GIVEN INSTRUCTION:
Pick every line from the data that holds the word "Dutiable".

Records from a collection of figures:

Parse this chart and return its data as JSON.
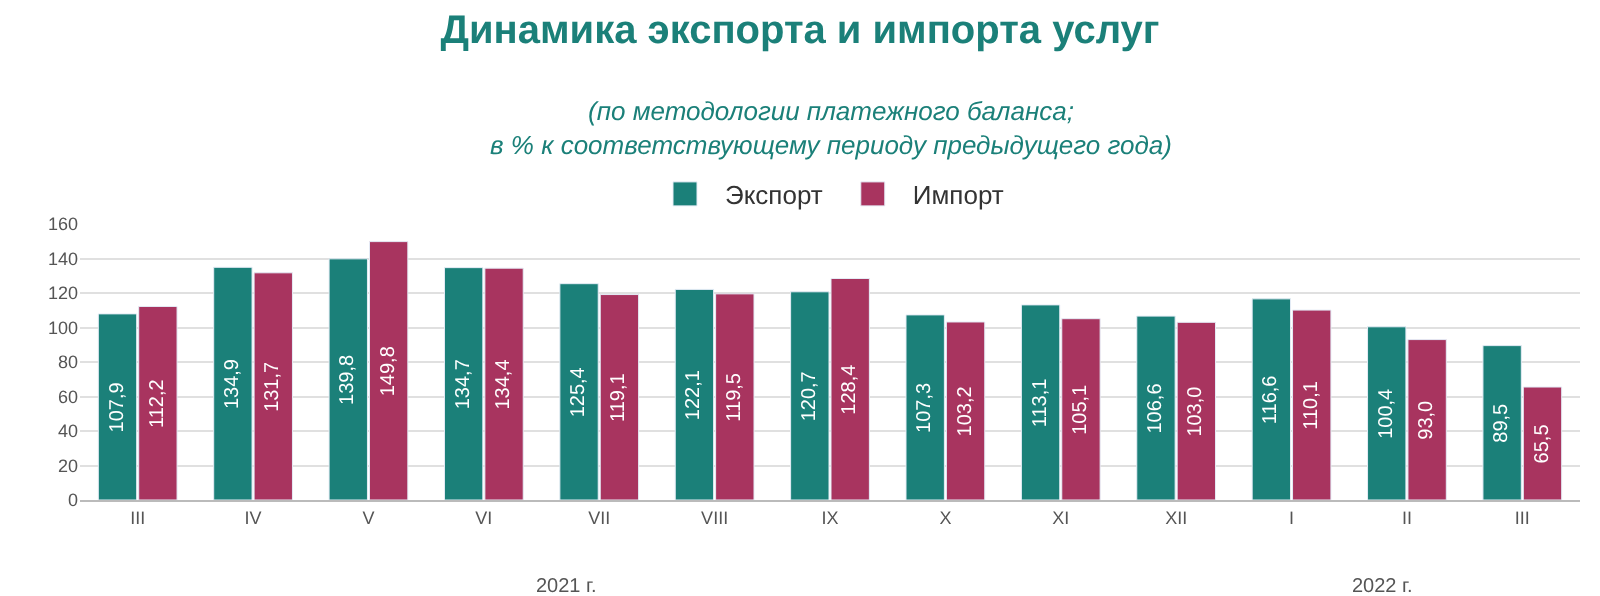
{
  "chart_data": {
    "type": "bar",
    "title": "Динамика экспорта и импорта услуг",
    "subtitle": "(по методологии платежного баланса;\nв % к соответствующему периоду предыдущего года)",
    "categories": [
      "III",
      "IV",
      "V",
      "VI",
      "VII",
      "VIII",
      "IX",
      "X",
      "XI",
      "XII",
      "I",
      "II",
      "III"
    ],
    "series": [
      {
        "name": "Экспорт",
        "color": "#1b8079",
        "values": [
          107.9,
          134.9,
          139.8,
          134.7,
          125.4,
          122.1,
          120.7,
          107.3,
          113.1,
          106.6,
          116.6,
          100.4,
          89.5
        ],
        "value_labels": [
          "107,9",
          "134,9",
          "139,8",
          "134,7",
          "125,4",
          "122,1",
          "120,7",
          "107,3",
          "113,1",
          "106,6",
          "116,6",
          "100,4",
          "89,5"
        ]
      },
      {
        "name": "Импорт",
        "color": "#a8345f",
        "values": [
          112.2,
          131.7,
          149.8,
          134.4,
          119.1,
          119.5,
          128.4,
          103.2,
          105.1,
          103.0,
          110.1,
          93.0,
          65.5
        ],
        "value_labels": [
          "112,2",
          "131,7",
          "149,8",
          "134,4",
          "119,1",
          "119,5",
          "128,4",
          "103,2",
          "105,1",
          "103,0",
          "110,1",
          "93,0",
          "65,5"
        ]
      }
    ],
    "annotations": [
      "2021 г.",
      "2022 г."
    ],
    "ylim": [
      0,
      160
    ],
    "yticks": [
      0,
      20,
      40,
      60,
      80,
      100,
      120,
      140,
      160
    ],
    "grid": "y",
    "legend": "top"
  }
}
==
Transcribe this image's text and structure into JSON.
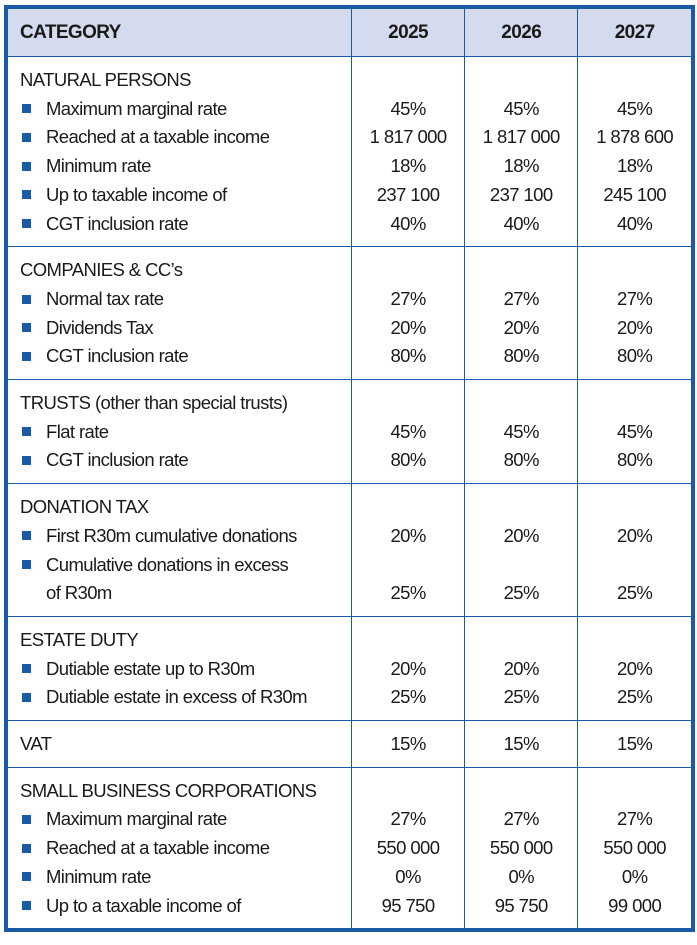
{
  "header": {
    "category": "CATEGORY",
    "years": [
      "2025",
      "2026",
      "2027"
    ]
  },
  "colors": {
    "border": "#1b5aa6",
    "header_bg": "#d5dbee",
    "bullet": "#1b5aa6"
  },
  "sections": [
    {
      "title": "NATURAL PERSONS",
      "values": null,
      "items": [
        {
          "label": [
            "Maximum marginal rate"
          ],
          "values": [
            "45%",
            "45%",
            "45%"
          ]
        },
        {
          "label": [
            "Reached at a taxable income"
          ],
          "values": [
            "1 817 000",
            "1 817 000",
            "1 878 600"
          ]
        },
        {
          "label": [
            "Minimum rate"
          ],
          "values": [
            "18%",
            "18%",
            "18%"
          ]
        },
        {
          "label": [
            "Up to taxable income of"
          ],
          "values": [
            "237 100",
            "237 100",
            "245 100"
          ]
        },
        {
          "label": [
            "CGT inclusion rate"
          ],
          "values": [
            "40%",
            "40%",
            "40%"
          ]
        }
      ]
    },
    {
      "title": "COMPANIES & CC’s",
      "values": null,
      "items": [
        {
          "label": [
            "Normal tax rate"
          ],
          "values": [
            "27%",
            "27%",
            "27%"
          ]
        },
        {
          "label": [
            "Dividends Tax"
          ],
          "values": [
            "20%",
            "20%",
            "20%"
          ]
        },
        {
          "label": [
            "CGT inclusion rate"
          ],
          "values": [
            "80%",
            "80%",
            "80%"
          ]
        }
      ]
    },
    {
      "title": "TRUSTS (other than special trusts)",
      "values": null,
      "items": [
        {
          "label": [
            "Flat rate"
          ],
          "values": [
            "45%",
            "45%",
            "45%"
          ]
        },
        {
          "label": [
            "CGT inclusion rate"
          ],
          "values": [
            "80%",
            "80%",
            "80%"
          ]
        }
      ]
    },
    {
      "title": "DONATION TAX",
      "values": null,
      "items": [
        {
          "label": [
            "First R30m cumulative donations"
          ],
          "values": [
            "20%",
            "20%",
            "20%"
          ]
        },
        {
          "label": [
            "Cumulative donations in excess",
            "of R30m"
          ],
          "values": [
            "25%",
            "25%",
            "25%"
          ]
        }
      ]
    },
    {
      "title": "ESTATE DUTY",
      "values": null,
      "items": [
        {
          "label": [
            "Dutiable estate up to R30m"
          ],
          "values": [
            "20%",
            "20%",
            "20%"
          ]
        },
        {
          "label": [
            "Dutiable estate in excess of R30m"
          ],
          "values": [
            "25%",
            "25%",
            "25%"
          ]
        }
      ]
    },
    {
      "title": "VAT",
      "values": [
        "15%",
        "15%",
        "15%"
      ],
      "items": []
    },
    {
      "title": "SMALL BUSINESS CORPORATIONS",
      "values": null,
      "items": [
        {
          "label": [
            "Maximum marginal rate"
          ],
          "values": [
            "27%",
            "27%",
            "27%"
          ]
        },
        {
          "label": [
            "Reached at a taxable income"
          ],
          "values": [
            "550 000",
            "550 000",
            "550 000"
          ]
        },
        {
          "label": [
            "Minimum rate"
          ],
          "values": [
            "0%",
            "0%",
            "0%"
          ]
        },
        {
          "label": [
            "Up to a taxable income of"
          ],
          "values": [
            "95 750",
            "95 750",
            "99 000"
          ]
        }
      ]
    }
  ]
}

SOLUTION TO THIS EXERCISE:
            "Dutiable estate up to R30m"
            "Dutiable estate in excess of R30m"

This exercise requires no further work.